Information provided

++++++++

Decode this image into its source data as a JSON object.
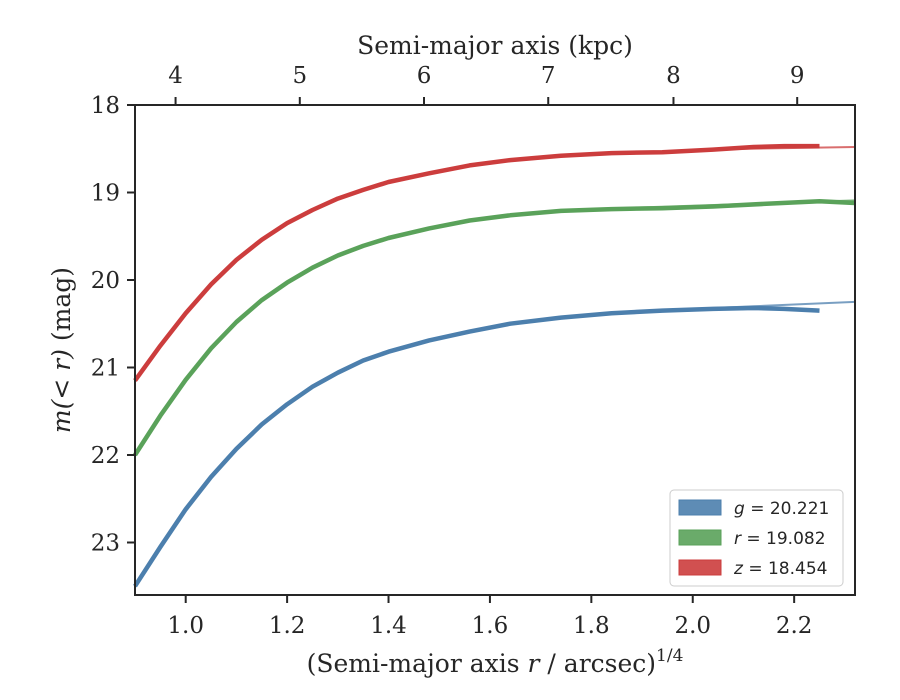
{
  "chart_data": {
    "type": "line",
    "xlabel": "(Semi-major axis r / arcsec)",
    "xlabel_prefix": "(Semi-major axis ",
    "xlabel_var": "r",
    "xlabel_suffix": " / arcsec)",
    "xlabel_exponent": "1/4",
    "ylabel": "m(< r) (mag)",
    "ylabel_math": "m(< r)",
    "ylabel_unit": " (mag)",
    "top_xlabel": "Semi-major axis (kpc)",
    "xlim": [
      0.9,
      2.32
    ],
    "ylim": [
      18,
      23.6
    ],
    "y_inverted": true,
    "x_ticks": [
      1.0,
      1.2,
      1.4,
      1.6,
      1.8,
      2.0,
      2.2
    ],
    "x_tick_labels": [
      "1.0",
      "1.2",
      "1.4",
      "1.6",
      "1.8",
      "2.0",
      "2.2"
    ],
    "y_ticks": [
      18,
      19,
      20,
      21,
      22,
      23
    ],
    "y_tick_labels": [
      "18",
      "19",
      "20",
      "21",
      "22",
      "23"
    ],
    "top_ticks_kpc": [
      4,
      5,
      6,
      7,
      8,
      9
    ],
    "top_tick_positions": [
      0.98,
      1.225,
      1.47,
      1.715,
      1.962,
      2.206
    ],
    "top_tick_labels": [
      "4",
      "5",
      "6",
      "7",
      "8",
      "9"
    ],
    "grid": false,
    "legend_position": "lower-right",
    "series": [
      {
        "band": "g",
        "value": "20.221",
        "color": "#4c7fad",
        "x": [
          0.9,
          0.95,
          1.0,
          1.05,
          1.1,
          1.15,
          1.2,
          1.25,
          1.3,
          1.35,
          1.4,
          1.48,
          1.56,
          1.64,
          1.74,
          1.84,
          1.94,
          2.04,
          2.12,
          2.18,
          2.25
        ],
        "y": [
          23.5,
          23.05,
          22.62,
          22.25,
          21.93,
          21.65,
          21.42,
          21.22,
          21.06,
          20.92,
          20.82,
          20.69,
          20.59,
          20.5,
          20.43,
          20.38,
          20.35,
          20.33,
          20.32,
          20.33,
          20.35
        ],
        "model_x": [
          2.0,
          2.32
        ],
        "model_y": [
          20.33,
          20.25
        ]
      },
      {
        "band": "r",
        "value": "19.082",
        "color": "#5aa25a",
        "x": [
          0.9,
          0.95,
          1.0,
          1.05,
          1.1,
          1.15,
          1.2,
          1.25,
          1.3,
          1.35,
          1.4,
          1.48,
          1.56,
          1.64,
          1.74,
          1.84,
          1.94,
          2.04,
          2.14,
          2.25,
          2.32
        ],
        "y": [
          22.0,
          21.55,
          21.14,
          20.78,
          20.48,
          20.23,
          20.03,
          19.86,
          19.72,
          19.61,
          19.52,
          19.41,
          19.32,
          19.26,
          19.21,
          19.19,
          19.18,
          19.16,
          19.13,
          19.1,
          19.12
        ],
        "model_x": [
          1.8,
          2.32
        ],
        "model_y": [
          19.19,
          19.09
        ]
      },
      {
        "band": "z",
        "value": "18.454",
        "color": "#cc3d3d",
        "x": [
          0.9,
          0.95,
          1.0,
          1.05,
          1.1,
          1.15,
          1.2,
          1.25,
          1.3,
          1.35,
          1.4,
          1.48,
          1.56,
          1.64,
          1.74,
          1.84,
          1.94,
          2.04,
          2.12,
          2.18,
          2.25
        ],
        "y": [
          21.15,
          20.75,
          20.38,
          20.05,
          19.77,
          19.54,
          19.35,
          19.2,
          19.07,
          18.97,
          18.88,
          18.78,
          18.69,
          18.63,
          18.58,
          18.55,
          18.54,
          18.51,
          18.48,
          18.47,
          18.47
        ],
        "model_x": [
          2.0,
          2.32
        ],
        "model_y": [
          18.51,
          18.48
        ]
      }
    ]
  }
}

++++++++

Take the listing above and restate it word for word, without its pictures.

Task answer
Decode this image into its source data as a JSON object.
{
  "chart_data": {
    "type": "line",
    "xlabel": "(Semi-major axis r / arcsec)",
    "xlabel_prefix": "(Semi-major axis ",
    "xlabel_var": "r",
    "xlabel_suffix": " / arcsec)",
    "xlabel_exponent": "1/4",
    "ylabel": "m(< r) (mag)",
    "ylabel_math": "m(< r)",
    "ylabel_unit": " (mag)",
    "top_xlabel": "Semi-major axis (kpc)",
    "xlim": [
      0.9,
      2.32
    ],
    "ylim": [
      18,
      23.6
    ],
    "y_inverted": true,
    "x_ticks": [
      1.0,
      1.2,
      1.4,
      1.6,
      1.8,
      2.0,
      2.2
    ],
    "x_tick_labels": [
      "1.0",
      "1.2",
      "1.4",
      "1.6",
      "1.8",
      "2.0",
      "2.2"
    ],
    "y_ticks": [
      18,
      19,
      20,
      21,
      22,
      23
    ],
    "y_tick_labels": [
      "18",
      "19",
      "20",
      "21",
      "22",
      "23"
    ],
    "top_ticks_kpc": [
      4,
      5,
      6,
      7,
      8,
      9
    ],
    "top_tick_positions": [
      0.98,
      1.225,
      1.47,
      1.715,
      1.962,
      2.206
    ],
    "top_tick_labels": [
      "4",
      "5",
      "6",
      "7",
      "8",
      "9"
    ],
    "grid": false,
    "legend_position": "lower-right",
    "series": [
      {
        "band": "g",
        "value": "20.221",
        "color": "#4c7fad",
        "x": [
          0.9,
          0.95,
          1.0,
          1.05,
          1.1,
          1.15,
          1.2,
          1.25,
          1.3,
          1.35,
          1.4,
          1.48,
          1.56,
          1.64,
          1.74,
          1.84,
          1.94,
          2.04,
          2.12,
          2.18,
          2.25
        ],
        "y": [
          23.5,
          23.05,
          22.62,
          22.25,
          21.93,
          21.65,
          21.42,
          21.22,
          21.06,
          20.92,
          20.82,
          20.69,
          20.59,
          20.5,
          20.43,
          20.38,
          20.35,
          20.33,
          20.32,
          20.33,
          20.35
        ],
        "model_x": [
          2.0,
          2.32
        ],
        "model_y": [
          20.33,
          20.25
        ]
      },
      {
        "band": "r",
        "value": "19.082",
        "color": "#5aa25a",
        "x": [
          0.9,
          0.95,
          1.0,
          1.05,
          1.1,
          1.15,
          1.2,
          1.25,
          1.3,
          1.35,
          1.4,
          1.48,
          1.56,
          1.64,
          1.74,
          1.84,
          1.94,
          2.04,
          2.14,
          2.25,
          2.32
        ],
        "y": [
          22.0,
          21.55,
          21.14,
          20.78,
          20.48,
          20.23,
          20.03,
          19.86,
          19.72,
          19.61,
          19.52,
          19.41,
          19.32,
          19.26,
          19.21,
          19.19,
          19.18,
          19.16,
          19.13,
          19.1,
          19.12
        ],
        "model_x": [
          1.8,
          2.32
        ],
        "model_y": [
          19.19,
          19.09
        ]
      },
      {
        "band": "z",
        "value": "18.454",
        "color": "#cc3d3d",
        "x": [
          0.9,
          0.95,
          1.0,
          1.05,
          1.1,
          1.15,
          1.2,
          1.25,
          1.3,
          1.35,
          1.4,
          1.48,
          1.56,
          1.64,
          1.74,
          1.84,
          1.94,
          2.04,
          2.12,
          2.18,
          2.25
        ],
        "y": [
          21.15,
          20.75,
          20.38,
          20.05,
          19.77,
          19.54,
          19.35,
          19.2,
          19.07,
          18.97,
          18.88,
          18.78,
          18.69,
          18.63,
          18.58,
          18.55,
          18.54,
          18.51,
          18.48,
          18.47,
          18.47
        ],
        "model_x": [
          2.0,
          2.32
        ],
        "model_y": [
          18.51,
          18.48
        ]
      }
    ]
  }
}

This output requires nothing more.